STATED PROBLEM - Reproduce every record exactly as it appears, but not the pictures.

## BEGIN RECORDED INFORMATION

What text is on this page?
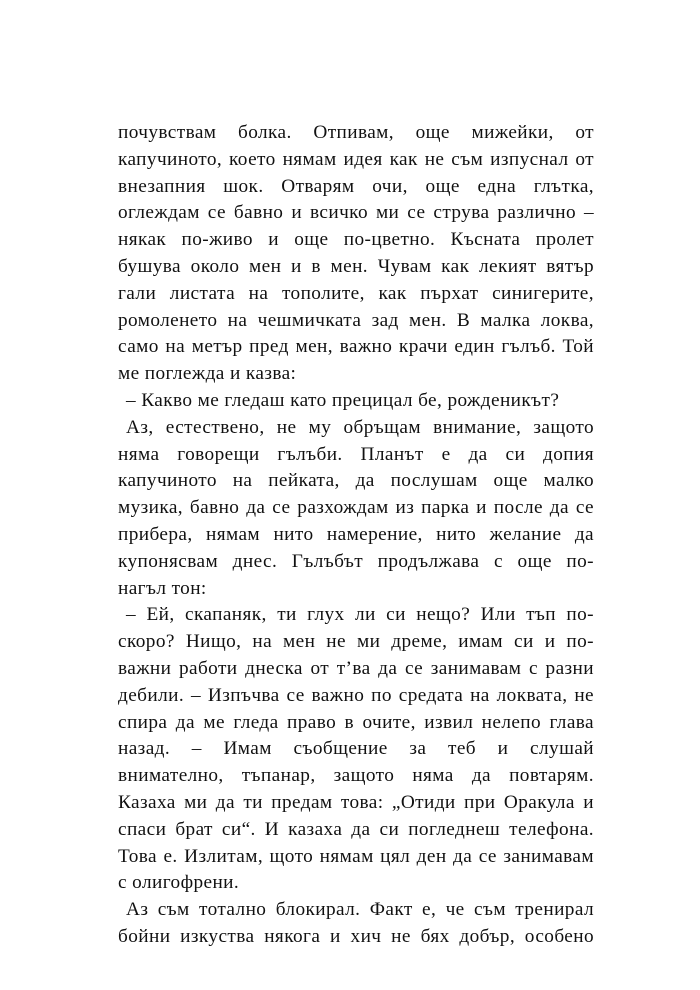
почувствам болка. Отпивам, още мижейки, от
капучиното, което нямам идея как не съм изпуснал от
внезапния шок. Отварям очи, още една глътка,
оглеждам се бавно и всичко ми се струва различно –
някак по-живо и още по-цветно. Късната пролет
бушува около мен и в мен. Чувам как лекият вятър
гали листата на тополите, как пърхат синигерите,
ромоленето на чешмичката зад мен. В малка локва,
само на метър пред мен, важно крачи един гълъб. Той
ме поглежда и казва:
– Какво ме гледаш като прецицал бе, рожденикът?
Аз, естествено, не му обръщам внимание, защото
няма говорещи гълъби. Планът е да си допия
капучиното на пейката, да послушам още малко
музика, бавно да се разхождам из парка и после да се
прибера, нямам нито намерение, нито желание да
купонясвам днес. Гълъбът продължава с още по-
нагъл тон:
– Ей, скапаняк, ти глух ли си нещо? Или тъп по-
скоро? Нищо, на мен не ми дреме, имам си и по-
важни работи днеска от т’ва да се занимавам с разни
дебили. – Изпъчва се важно по средата на локвата, не
спира да ме гледа право в очите, извил нелепо глава
назад. – Имам съобщение за теб и слушай
внимателно, тъпанар, защото няма да повтарям.
Казаха ми да ти предам това: „Отиди при Оракула и
спаси брат си“. И казаха да си погледнеш телефона.
Това е. Излитам, щото нямам цял ден да се занимавам
с олигофрени.
Аз съм тотално блокирал. Факт е, че съм тренирал
бойни изкуства някога и хич не бях добър, особено
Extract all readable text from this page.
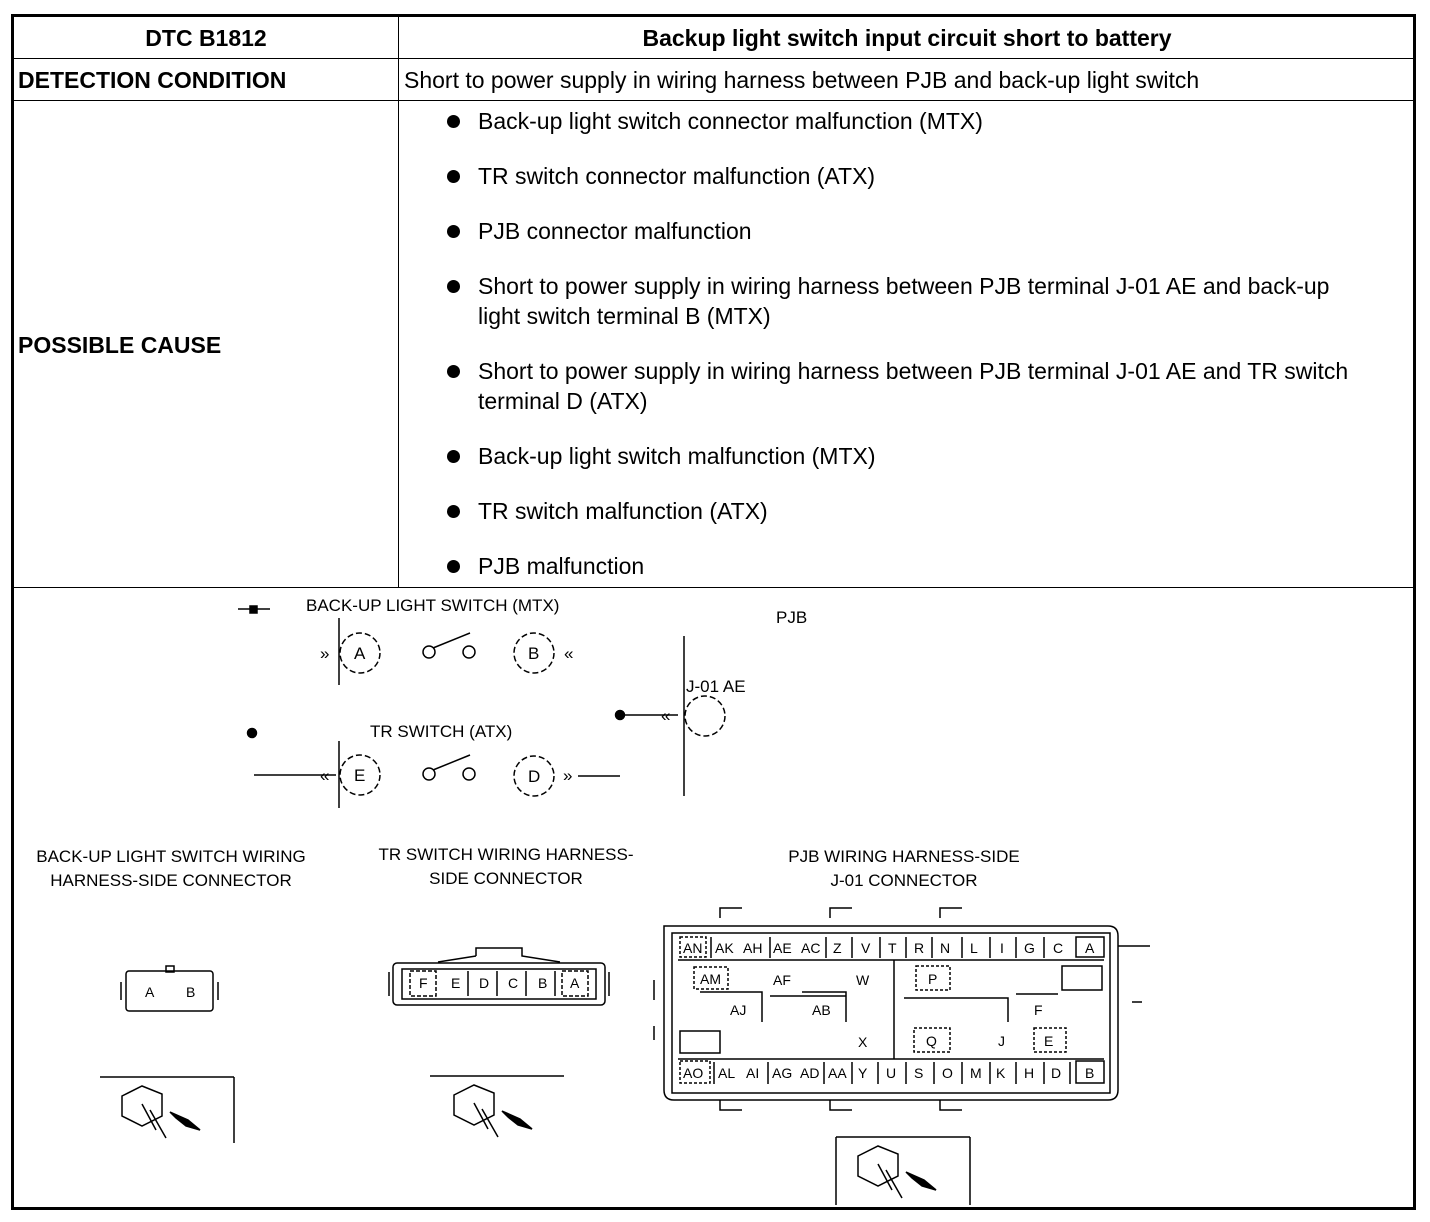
DTC B1812	Backup light switch input circuit short to battery
DETECTION CONDITION	Short to power supply in wiring harness between PJB and back-up light switch
POSSIBLE CAUSE
Back-up light switch connector malfunction (MTX)
TR switch connector malfunction (ATX)
PJB connector malfunction
Short to power supply in wiring harness between PJB terminal J-01 AE and back-up light switch terminal B (MTX)
Short to power supply in wiring harness between PJB terminal J-01 AE and TR switch terminal D (ATX)
Back-up light switch malfunction (MTX)
TR switch malfunction (ATX)
PJB malfunction
»	«
«	»
«
BACK-UP LIGHT SWITCH (MTX)
TR SWITCH (ATX)
PJB
J-01 AE
A	B
E	D
BACK-UP LIGHT SWITCH WIRING
HARNESS-SIDE CONNECTOR
TR SWITCH WIRING HARNESS-
SIDE CONNECTOR
PJB WIRING HARNESS-SIDE
J-01 CONNECTOR
A B
F E D C B A
AN AK AH AE AC Z V T R N L I G C A
AM	AF	W
AJ	AB
X
P
F
Q	J	E
AO AL AI AG AD AA Y U S O M K H D B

## END RECORDED INFORMATION

COMPLETE ANSWER -
What text is on this page?
почувствам болка. Отпивам, още мижейки, от
капучиното, което нямам идея как не съм изпуснал от
внезапния шок. Отварям очи, още една глътка,
оглеждам се бавно и всичко ми се струва различно –
някак по-живо и още по-цветно. Късната пролет
бушува около мен и в мен. Чувам как лекият вятър
гали листата на тополите, как пърхат синигерите,
ромоленето на чешмичката зад мен. В малка локва,
само на метър пред мен, важно крачи един гълъб. Той
ме поглежда и казва:
– Какво ме гледаш като прецицал бе, рожденикът?
Аз, естествено, не му обръщам внимание, защото
няма говорещи гълъби. Планът е да си допия
капучиното на пейката, да послушам още малко
музика, бавно да се разхождам из парка и после да се
прибера, нямам нито намерение, нито желание да
купонясвам днес. Гълъбът продължава с още по-
нагъл тон:
– Ей, скапаняк, ти глух ли си нещо? Или тъп по-
скоро? Нищо, на мен не ми дреме, имам си и по-
важни работи днеска от т’ва да се занимавам с разни
дебили. – Изпъчва се важно по средата на локвата, не
спира да ме гледа право в очите, извил нелепо глава
назад. – Имам съобщение за теб и слушай
внимателно, тъпанар, защото няма да повтарям.
Казаха ми да ти предам това: „Отиди при Оракула и
спаси брат си“. И казаха да си погледнеш телефона.
Това е. Излитам, щото нямам цял ден да се занимавам
с олигофрени.
Аз съм тотално блокирал. Факт е, че съм тренирал
бойни изкуства някога и хич не бях добър, особено
Extract all readable text from this page.
DTC B1812	Backup light switch input circuit short to battery
DETECTION CONDITION	Short to power supply in wiring harness between PJB and back-up light switch
POSSIBLE CAUSE
Back-up light switch connector malfunction (MTX)
TR switch connector malfunction (ATX)
PJB connector malfunction
Short to power supply in wiring harness between PJB terminal J-01 AE and back-up light switch terminal B (MTX)
Short to power supply in wiring harness between PJB terminal J-01 AE and TR switch terminal D (ATX)
Back-up light switch malfunction (MTX)
TR switch malfunction (ATX)
PJB malfunction
»	«
«	»
«
BACK-UP LIGHT SWITCH (MTX)
TR SWITCH (ATX)
PJB
J-01 AE
A	B
E	D
BACK-UP LIGHT SWITCH WIRING
HARNESS-SIDE CONNECTOR
TR SWITCH WIRING HARNESS-
SIDE CONNECTOR
PJB WIRING HARNESS-SIDE
J-01 CONNECTOR
A B
F E D C B A
AN AK AH AE AC Z V T R N L I G C A
AM	AF	W
AJ	AB
X
P
F
Q	J	E
AO AL AI AG AD AA Y U S O M K H D B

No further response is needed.